— Start Dataset content —

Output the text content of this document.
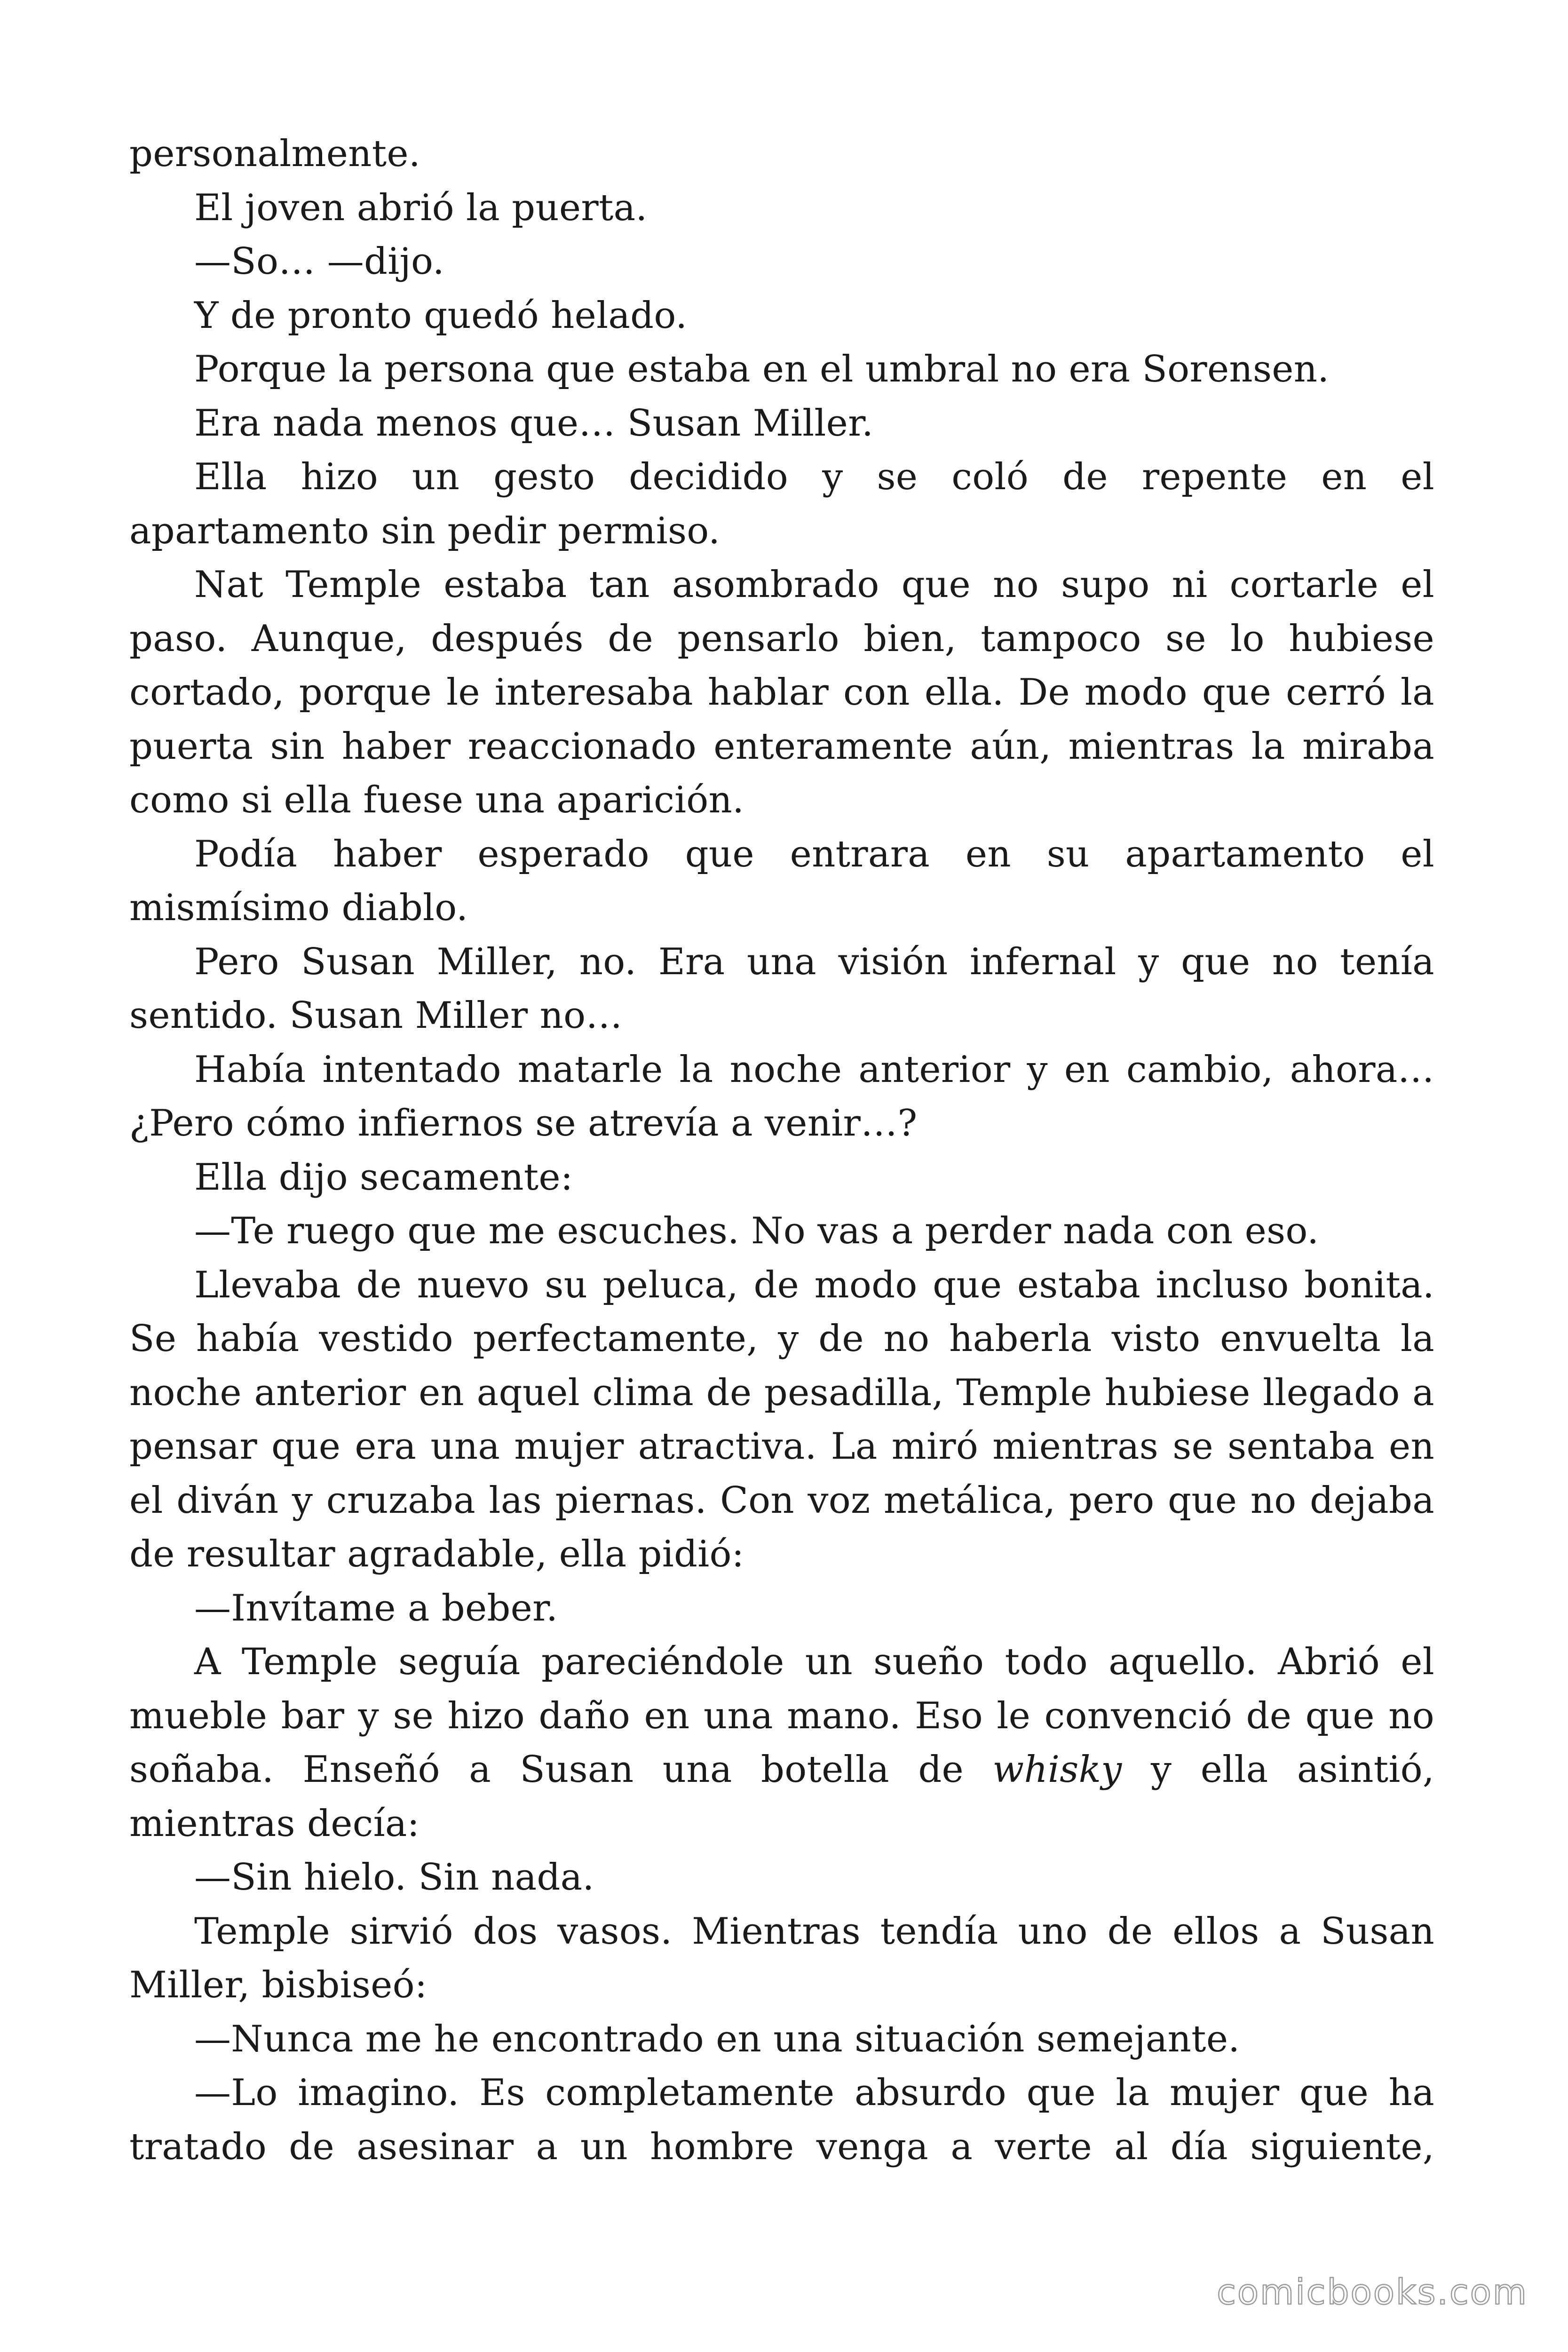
personalmente.

El joven abrió la puerta.

—So… —dijo.

Y de pronto quedó helado.

Porque la persona que estaba en el umbral no era Sorensen.

Era nada menos que… Susan Miller.

Ella hizo un gesto decidido y se coló de repente en el apartamento sin pedir permiso.

Nat Temple estaba tan asombrado que no supo ni cortarle el paso. Aunque, después de pensarlo bien, tampoco se lo hubiese cortado, porque le interesaba hablar con ella. De modo que cerró la puerta sin haber reaccionado enteramente aún, mientras la miraba como si ella fuese una aparición.

Podía haber esperado que entrara en su apartamento el mismísimo diablo.

Pero Susan Miller, no. Era una visión infernal y que no tenía sentido. Susan Miller no…

Había intentado matarle la noche anterior y en cambio, ahora… ¿Pero cómo infiernos se atrevía a venir…?

Ella dijo secamente:

—Te ruego que me escuches. No vas a perder nada con eso.

Llevaba de nuevo su peluca, de modo que estaba incluso bonita. Se había vestido perfectamente, y de no haberla visto envuelta la noche anterior en aquel clima de pesadilla, Temple hubiese llegado a pensar que era una mujer atractiva. La miró mientras se sentaba en el diván y cruzaba las piernas. Con voz metálica, pero que no dejaba de resultar agradable, ella pidió:

—Invítame a beber.

A Temple seguía pareciéndole un sueño todo aquello. Abrió el mueble bar y se hizo daño en una mano. Eso le convenció de que no soñaba. Enseñó a Susan una botella de whisky y ella asintió, mientras decía:

—Sin hielo. Sin nada.

Temple sirvió dos vasos. Mientras tendía uno de ellos a Susan Miller, bisbiseó:

—Nunca me he encontrado en una situación semejante.

—Lo imagino. Es completamente absurdo que la mujer que ha tratado de asesinar a un hombre venga a verte al día siguiente,

comicbooks.com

— End Dataset content —

Description of the task:
Without the pictures, copy the material exactly as given.

Exercise result:
Output the text content of this document.
personalmente.

El joven abrió la puerta.

—So… —dijo.

Y de pronto quedó helado.

Porque la persona que estaba en el umbral no era Sorensen.

Era nada menos que… Susan Miller.

Ella hizo un gesto decidido y se coló de repente en el apartamento sin pedir permiso.

Nat Temple estaba tan asombrado que no supo ni cortarle el paso. Aunque, después de pensarlo bien, tampoco se lo hubiese cortado, porque le interesaba hablar con ella. De modo que cerró la puerta sin haber reaccionado enteramente aún, mientras la miraba como si ella fuese una aparición.

Podía haber esperado que entrara en su apartamento el mismísimo diablo.

Pero Susan Miller, no. Era una visión infernal y que no tenía sentido. Susan Miller no…

Había intentado matarle la noche anterior y en cambio, ahora… ¿Pero cómo infiernos se atrevía a venir…?

Ella dijo secamente:

—Te ruego que me escuches. No vas a perder nada con eso.

Llevaba de nuevo su peluca, de modo que estaba incluso bonita. Se había vestido perfectamente, y de no haberla visto envuelta la noche anterior en aquel clima de pesadilla, Temple hubiese llegado a pensar que era una mujer atractiva. La miró mientras se sentaba en el diván y cruzaba las piernas. Con voz metálica, pero que no dejaba de resultar agradable, ella pidió:

—Invítame a beber.

A Temple seguía pareciéndole un sueño todo aquello. Abrió el mueble bar y se hizo daño en una mano. Eso le convenció de que no soñaba. Enseñó a Susan una botella de whisky y ella asintió, mientras decía:

—Sin hielo. Sin nada.

Temple sirvió dos vasos. Mientras tendía uno de ellos a Susan Miller, bisbiseó:

—Nunca me he encontrado en una situación semejante.

—Lo imagino. Es completamente absurdo que la mujer que ha tratado de asesinar a un hombre venga a verte al día siguiente,

comicbooks.com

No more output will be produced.